In the copy, keep every record exact and leave out all images.

****

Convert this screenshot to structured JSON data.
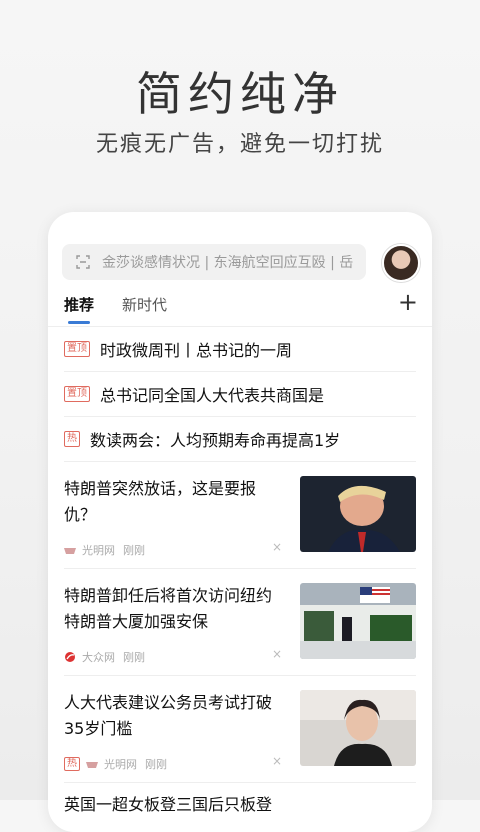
{
  "hero": {
    "title": "简约纯净",
    "subtitle": "无痕无广告，避免一切打扰"
  },
  "search": {
    "placeholder": "金莎谈感情状况 | 东海航空回应互殴 | 岳"
  },
  "tabs": [
    {
      "label": "推荐",
      "active": true
    },
    {
      "label": "新时代",
      "active": false
    }
  ],
  "add_tab": "+",
  "pinned": [
    {
      "tag": "置顶",
      "title": "时政微周刊丨总书记的一周"
    },
    {
      "tag": "置顶",
      "title": "总书记同全国人大代表共商国是"
    },
    {
      "tag": "热",
      "title": "数读两会：人均预期寿命再提高1岁"
    }
  ],
  "news": [
    {
      "title": "特朗普突然放话，这是要报仇？",
      "source": "光明网",
      "time": "刚刚",
      "hot": "",
      "thumb": "trump-portrait"
    },
    {
      "title": "特朗普卸任后将首次访问纽约特朗普大厦加强安保",
      "source": "大众网",
      "time": "刚刚",
      "hot": "",
      "thumb": "helicopter-scene"
    },
    {
      "title": "人大代表建议公务员考试打破35岁门槛",
      "source": "光明网",
      "time": "刚刚",
      "hot": "热",
      "thumb": "woman-speaking"
    }
  ],
  "peek": {
    "title": "英国一超女板登三国后只板登"
  },
  "icons": {
    "close": "×"
  },
  "colors": {
    "accent": "#3a7bd5",
    "tag": "#e06b5f"
  }
}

****

## [IN RESPONSE]
Convert this screenshot to structured JSON data.
{
  "hero": {
    "title": "简约纯净",
    "subtitle": "无痕无广告，避免一切打扰"
  },
  "search": {
    "placeholder": "金莎谈感情状况 | 东海航空回应互殴 | 岳"
  },
  "tabs": [
    {
      "label": "推荐",
      "active": true
    },
    {
      "label": "新时代",
      "active": false
    }
  ],
  "add_tab": "+",
  "pinned": [
    {
      "tag": "置顶",
      "title": "时政微周刊丨总书记的一周"
    },
    {
      "tag": "置顶",
      "title": "总书记同全国人大代表共商国是"
    },
    {
      "tag": "热",
      "title": "数读两会：人均预期寿命再提高1岁"
    }
  ],
  "news": [
    {
      "title": "特朗普突然放话，这是要报仇？",
      "source": "光明网",
      "time": "刚刚",
      "hot": "",
      "thumb": "trump-portrait"
    },
    {
      "title": "特朗普卸任后将首次访问纽约特朗普大厦加强安保",
      "source": "大众网",
      "time": "刚刚",
      "hot": "",
      "thumb": "helicopter-scene"
    },
    {
      "title": "人大代表建议公务员考试打破35岁门槛",
      "source": "光明网",
      "time": "刚刚",
      "hot": "热",
      "thumb": "woman-speaking"
    }
  ],
  "peek": {
    "title": "英国一超女板登三国后只板登"
  },
  "icons": {
    "close": "×"
  },
  "colors": {
    "accent": "#3a7bd5",
    "tag": "#e06b5f"
  }
}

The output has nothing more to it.